** Goal of the exercise **
Each record is to be transcribed exactly.

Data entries
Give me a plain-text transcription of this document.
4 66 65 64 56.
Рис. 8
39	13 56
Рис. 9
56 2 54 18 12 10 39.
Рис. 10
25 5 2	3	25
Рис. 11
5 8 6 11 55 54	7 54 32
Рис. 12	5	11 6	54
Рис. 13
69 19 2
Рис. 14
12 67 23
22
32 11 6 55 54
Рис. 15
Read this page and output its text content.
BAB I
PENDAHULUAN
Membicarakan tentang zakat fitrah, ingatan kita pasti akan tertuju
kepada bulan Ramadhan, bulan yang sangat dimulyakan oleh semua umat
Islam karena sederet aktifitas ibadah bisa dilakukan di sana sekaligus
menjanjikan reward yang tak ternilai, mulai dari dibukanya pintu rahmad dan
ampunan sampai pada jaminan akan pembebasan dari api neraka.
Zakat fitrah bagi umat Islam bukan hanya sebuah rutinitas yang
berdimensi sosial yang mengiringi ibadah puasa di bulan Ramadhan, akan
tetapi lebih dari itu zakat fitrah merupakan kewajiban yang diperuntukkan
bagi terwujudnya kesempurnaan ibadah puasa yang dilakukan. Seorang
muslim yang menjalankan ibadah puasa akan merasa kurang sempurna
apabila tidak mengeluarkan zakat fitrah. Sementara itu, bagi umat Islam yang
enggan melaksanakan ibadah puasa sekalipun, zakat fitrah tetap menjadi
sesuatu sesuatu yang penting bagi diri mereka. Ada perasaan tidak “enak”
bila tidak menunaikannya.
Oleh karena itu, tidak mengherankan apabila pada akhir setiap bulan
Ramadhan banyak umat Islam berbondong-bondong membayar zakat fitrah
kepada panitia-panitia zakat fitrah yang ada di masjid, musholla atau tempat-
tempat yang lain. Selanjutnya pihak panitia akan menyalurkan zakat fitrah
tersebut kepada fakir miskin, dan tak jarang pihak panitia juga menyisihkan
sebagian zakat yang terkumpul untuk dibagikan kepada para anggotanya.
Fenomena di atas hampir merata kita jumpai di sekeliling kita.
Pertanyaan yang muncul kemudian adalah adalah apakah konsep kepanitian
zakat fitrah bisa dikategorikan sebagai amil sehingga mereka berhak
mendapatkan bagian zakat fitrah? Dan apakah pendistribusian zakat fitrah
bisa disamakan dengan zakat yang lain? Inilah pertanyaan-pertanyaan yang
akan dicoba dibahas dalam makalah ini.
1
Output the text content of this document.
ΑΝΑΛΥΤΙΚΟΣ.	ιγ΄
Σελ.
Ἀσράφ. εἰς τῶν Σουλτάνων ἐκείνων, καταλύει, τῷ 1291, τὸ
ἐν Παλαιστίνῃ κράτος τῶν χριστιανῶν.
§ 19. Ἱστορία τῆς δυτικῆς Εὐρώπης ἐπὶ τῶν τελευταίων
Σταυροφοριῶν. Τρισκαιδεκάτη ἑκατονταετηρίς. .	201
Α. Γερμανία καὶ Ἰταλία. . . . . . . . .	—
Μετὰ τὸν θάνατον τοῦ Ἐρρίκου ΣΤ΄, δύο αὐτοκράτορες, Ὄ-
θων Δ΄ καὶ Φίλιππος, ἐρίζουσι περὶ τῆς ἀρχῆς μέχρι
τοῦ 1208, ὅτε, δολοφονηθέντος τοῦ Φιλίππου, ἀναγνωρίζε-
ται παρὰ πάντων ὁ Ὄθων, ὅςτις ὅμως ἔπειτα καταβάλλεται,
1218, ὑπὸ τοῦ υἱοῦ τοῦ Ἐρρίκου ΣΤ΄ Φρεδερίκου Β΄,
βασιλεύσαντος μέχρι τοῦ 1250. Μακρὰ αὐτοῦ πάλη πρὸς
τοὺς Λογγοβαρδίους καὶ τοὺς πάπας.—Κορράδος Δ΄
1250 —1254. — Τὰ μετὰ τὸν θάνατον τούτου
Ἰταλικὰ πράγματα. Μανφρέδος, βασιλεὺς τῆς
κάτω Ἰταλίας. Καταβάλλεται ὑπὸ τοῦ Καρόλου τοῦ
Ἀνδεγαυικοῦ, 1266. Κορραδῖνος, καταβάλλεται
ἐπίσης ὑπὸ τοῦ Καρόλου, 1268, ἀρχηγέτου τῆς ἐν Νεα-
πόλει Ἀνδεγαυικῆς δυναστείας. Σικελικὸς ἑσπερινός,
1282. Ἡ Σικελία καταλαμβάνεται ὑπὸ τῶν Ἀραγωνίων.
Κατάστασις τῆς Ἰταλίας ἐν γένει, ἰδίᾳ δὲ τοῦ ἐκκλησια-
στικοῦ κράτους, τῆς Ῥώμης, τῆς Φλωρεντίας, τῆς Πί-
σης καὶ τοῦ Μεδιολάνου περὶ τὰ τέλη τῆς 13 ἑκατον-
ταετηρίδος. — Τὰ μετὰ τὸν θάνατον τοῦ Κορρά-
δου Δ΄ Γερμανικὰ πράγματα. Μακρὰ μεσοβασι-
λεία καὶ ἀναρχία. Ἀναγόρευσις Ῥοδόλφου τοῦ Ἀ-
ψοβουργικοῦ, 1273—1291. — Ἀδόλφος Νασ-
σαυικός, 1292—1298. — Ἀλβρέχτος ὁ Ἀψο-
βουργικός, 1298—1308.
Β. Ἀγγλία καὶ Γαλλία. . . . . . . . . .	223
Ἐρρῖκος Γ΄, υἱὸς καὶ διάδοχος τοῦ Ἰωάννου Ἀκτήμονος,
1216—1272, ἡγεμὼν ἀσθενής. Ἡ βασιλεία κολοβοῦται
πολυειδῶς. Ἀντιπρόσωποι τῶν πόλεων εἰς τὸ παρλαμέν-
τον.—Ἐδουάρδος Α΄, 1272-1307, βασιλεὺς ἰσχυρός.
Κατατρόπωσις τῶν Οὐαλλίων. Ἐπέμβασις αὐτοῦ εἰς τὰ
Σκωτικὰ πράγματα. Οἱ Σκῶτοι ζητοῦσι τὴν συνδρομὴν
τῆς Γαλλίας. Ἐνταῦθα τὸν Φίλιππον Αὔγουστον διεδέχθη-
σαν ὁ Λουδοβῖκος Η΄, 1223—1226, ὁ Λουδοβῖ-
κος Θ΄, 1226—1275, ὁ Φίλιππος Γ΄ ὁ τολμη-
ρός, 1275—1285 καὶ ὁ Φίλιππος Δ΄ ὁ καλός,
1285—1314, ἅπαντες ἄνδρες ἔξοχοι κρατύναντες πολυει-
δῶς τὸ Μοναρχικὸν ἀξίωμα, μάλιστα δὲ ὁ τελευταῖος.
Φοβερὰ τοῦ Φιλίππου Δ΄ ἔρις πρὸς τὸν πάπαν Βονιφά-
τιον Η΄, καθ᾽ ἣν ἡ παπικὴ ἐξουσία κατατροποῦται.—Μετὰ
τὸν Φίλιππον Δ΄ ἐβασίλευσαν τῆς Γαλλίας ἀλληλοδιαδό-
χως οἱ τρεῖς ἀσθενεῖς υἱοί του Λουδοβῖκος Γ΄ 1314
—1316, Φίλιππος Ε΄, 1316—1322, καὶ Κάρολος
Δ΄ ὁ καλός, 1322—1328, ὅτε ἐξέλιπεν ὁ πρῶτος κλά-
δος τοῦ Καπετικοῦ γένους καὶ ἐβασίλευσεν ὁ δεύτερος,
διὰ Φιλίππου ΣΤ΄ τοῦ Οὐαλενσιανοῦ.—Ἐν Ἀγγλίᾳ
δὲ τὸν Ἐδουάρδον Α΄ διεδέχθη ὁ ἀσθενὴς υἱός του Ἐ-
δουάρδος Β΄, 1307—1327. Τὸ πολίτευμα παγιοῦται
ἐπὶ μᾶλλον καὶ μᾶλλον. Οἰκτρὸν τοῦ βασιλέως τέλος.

** Response below **
Give me a plain-text transcription of this document.
4 66 65 64 56.
Рис. 8
39	13 56
Рис. 9
56 2 54 18 12 10 39.
Рис. 10
25 5 2	3	25
Рис. 11
5 8 6 11 55 54	7 54 32
Рис. 12	5	11 6	54
Рис. 13
69 19 2
Рис. 14
12 67 23
22
32 11 6 55 54
Рис. 15
Read this page and output its text content.
BAB I
PENDAHULUAN
Membicarakan tentang zakat fitrah, ingatan kita pasti akan tertuju
kepada bulan Ramadhan, bulan yang sangat dimulyakan oleh semua umat
Islam karena sederet aktifitas ibadah bisa dilakukan di sana sekaligus
menjanjikan reward yang tak ternilai, mulai dari dibukanya pintu rahmad dan
ampunan sampai pada jaminan akan pembebasan dari api neraka.
Zakat fitrah bagi umat Islam bukan hanya sebuah rutinitas yang
berdimensi sosial yang mengiringi ibadah puasa di bulan Ramadhan, akan
tetapi lebih dari itu zakat fitrah merupakan kewajiban yang diperuntukkan
bagi terwujudnya kesempurnaan ibadah puasa yang dilakukan. Seorang
muslim yang menjalankan ibadah puasa akan merasa kurang sempurna
apabila tidak mengeluarkan zakat fitrah. Sementara itu, bagi umat Islam yang
enggan melaksanakan ibadah puasa sekalipun, zakat fitrah tetap menjadi
sesuatu sesuatu yang penting bagi diri mereka. Ada perasaan tidak “enak”
bila tidak menunaikannya.
Oleh karena itu, tidak mengherankan apabila pada akhir setiap bulan
Ramadhan banyak umat Islam berbondong-bondong membayar zakat fitrah
kepada panitia-panitia zakat fitrah yang ada di masjid, musholla atau tempat-
tempat yang lain. Selanjutnya pihak panitia akan menyalurkan zakat fitrah
tersebut kepada fakir miskin, dan tak jarang pihak panitia juga menyisihkan
sebagian zakat yang terkumpul untuk dibagikan kepada para anggotanya.
Fenomena di atas hampir merata kita jumpai di sekeliling kita.
Pertanyaan yang muncul kemudian adalah adalah apakah konsep kepanitian
zakat fitrah bisa dikategorikan sebagai amil sehingga mereka berhak
mendapatkan bagian zakat fitrah? Dan apakah pendistribusian zakat fitrah
bisa disamakan dengan zakat yang lain? Inilah pertanyaan-pertanyaan yang
akan dicoba dibahas dalam makalah ini.
1
Output the text content of this document.
ΑΝΑΛΥΤΙΚΟΣ.	ιγ΄
Σελ.
Ἀσράφ. εἰς τῶν Σουλτάνων ἐκείνων, καταλύει, τῷ 1291, τὸ
ἐν Παλαιστίνῃ κράτος τῶν χριστιανῶν.
§ 19. Ἱστορία τῆς δυτικῆς Εὐρώπης ἐπὶ τῶν τελευταίων
Σταυροφοριῶν. Τρισκαιδεκάτη ἑκατονταετηρίς. .	201
Α. Γερμανία καὶ Ἰταλία. . . . . . . . .	—
Μετὰ τὸν θάνατον τοῦ Ἐρρίκου ΣΤ΄, δύο αὐτοκράτορες, Ὄ-
θων Δ΄ καὶ Φίλιππος, ἐρίζουσι περὶ τῆς ἀρχῆς μέχρι
τοῦ 1208, ὅτε, δολοφονηθέντος τοῦ Φιλίππου, ἀναγνωρίζε-
ται παρὰ πάντων ὁ Ὄθων, ὅςτις ὅμως ἔπειτα καταβάλλεται,
1218, ὑπὸ τοῦ υἱοῦ τοῦ Ἐρρίκου ΣΤ΄ Φρεδερίκου Β΄,
βασιλεύσαντος μέχρι τοῦ 1250. Μακρὰ αὐτοῦ πάλη πρὸς
τοὺς Λογγοβαρδίους καὶ τοὺς πάπας.—Κορράδος Δ΄
1250 —1254. — Τὰ μετὰ τὸν θάνατον τούτου
Ἰταλικὰ πράγματα. Μανφρέδος, βασιλεὺς τῆς
κάτω Ἰταλίας. Καταβάλλεται ὑπὸ τοῦ Καρόλου τοῦ
Ἀνδεγαυικοῦ, 1266. Κορραδῖνος, καταβάλλεται
ἐπίσης ὑπὸ τοῦ Καρόλου, 1268, ἀρχηγέτου τῆς ἐν Νεα-
πόλει Ἀνδεγαυικῆς δυναστείας. Σικελικὸς ἑσπερινός,
1282. Ἡ Σικελία καταλαμβάνεται ὑπὸ τῶν Ἀραγωνίων.
Κατάστασις τῆς Ἰταλίας ἐν γένει, ἰδίᾳ δὲ τοῦ ἐκκλησια-
στικοῦ κράτους, τῆς Ῥώμης, τῆς Φλωρεντίας, τῆς Πί-
σης καὶ τοῦ Μεδιολάνου περὶ τὰ τέλη τῆς 13 ἑκατον-
ταετηρίδος. — Τὰ μετὰ τὸν θάνατον τοῦ Κορρά-
δου Δ΄ Γερμανικὰ πράγματα. Μακρὰ μεσοβασι-
λεία καὶ ἀναρχία. Ἀναγόρευσις Ῥοδόλφου τοῦ Ἀ-
ψοβουργικοῦ, 1273—1291. — Ἀδόλφος Νασ-
σαυικός, 1292—1298. — Ἀλβρέχτος ὁ Ἀψο-
βουργικός, 1298—1308.
Β. Ἀγγλία καὶ Γαλλία. . . . . . . . . .	223
Ἐρρῖκος Γ΄, υἱὸς καὶ διάδοχος τοῦ Ἰωάννου Ἀκτήμονος,
1216—1272, ἡγεμὼν ἀσθενής. Ἡ βασιλεία κολοβοῦται
πολυειδῶς. Ἀντιπρόσωποι τῶν πόλεων εἰς τὸ παρλαμέν-
τον.—Ἐδουάρδος Α΄, 1272-1307, βασιλεὺς ἰσχυρός.
Κατατρόπωσις τῶν Οὐαλλίων. Ἐπέμβασις αὐτοῦ εἰς τὰ
Σκωτικὰ πράγματα. Οἱ Σκῶτοι ζητοῦσι τὴν συνδρομὴν
τῆς Γαλλίας. Ἐνταῦθα τὸν Φίλιππον Αὔγουστον διεδέχθη-
σαν ὁ Λουδοβῖκος Η΄, 1223—1226, ὁ Λουδοβῖ-
κος Θ΄, 1226—1275, ὁ Φίλιππος Γ΄ ὁ τολμη-
ρός, 1275—1285 καὶ ὁ Φίλιππος Δ΄ ὁ καλός,
1285—1314, ἅπαντες ἄνδρες ἔξοχοι κρατύναντες πολυει-
δῶς τὸ Μοναρχικὸν ἀξίωμα, μάλιστα δὲ ὁ τελευταῖος.
Φοβερὰ τοῦ Φιλίππου Δ΄ ἔρις πρὸς τὸν πάπαν Βονιφά-
τιον Η΄, καθ᾽ ἣν ἡ παπικὴ ἐξουσία κατατροποῦται.—Μετὰ
τὸν Φίλιππον Δ΄ ἐβασίλευσαν τῆς Γαλλίας ἀλληλοδιαδό-
χως οἱ τρεῖς ἀσθενεῖς υἱοί του Λουδοβῖκος Γ΄ 1314
—1316, Φίλιππος Ε΄, 1316—1322, καὶ Κάρολος
Δ΄ ὁ καλός, 1322—1328, ὅτε ἐξέλιπεν ὁ πρῶτος κλά-
δος τοῦ Καπετικοῦ γένους καὶ ἐβασίλευσεν ὁ δεύτερος,
διὰ Φιλίππου ΣΤ΄ τοῦ Οὐαλενσιανοῦ.—Ἐν Ἀγγλίᾳ
δὲ τὸν Ἐδουάρδον Α΄ διεδέχθη ὁ ἀσθενὴς υἱός του Ἐ-
δουάρδος Β΄, 1307—1327. Τὸ πολίτευμα παγιοῦται
ἐπὶ μᾶλλον καὶ μᾶλλον. Οἰκτρὸν τοῦ βασιλέως τέλος.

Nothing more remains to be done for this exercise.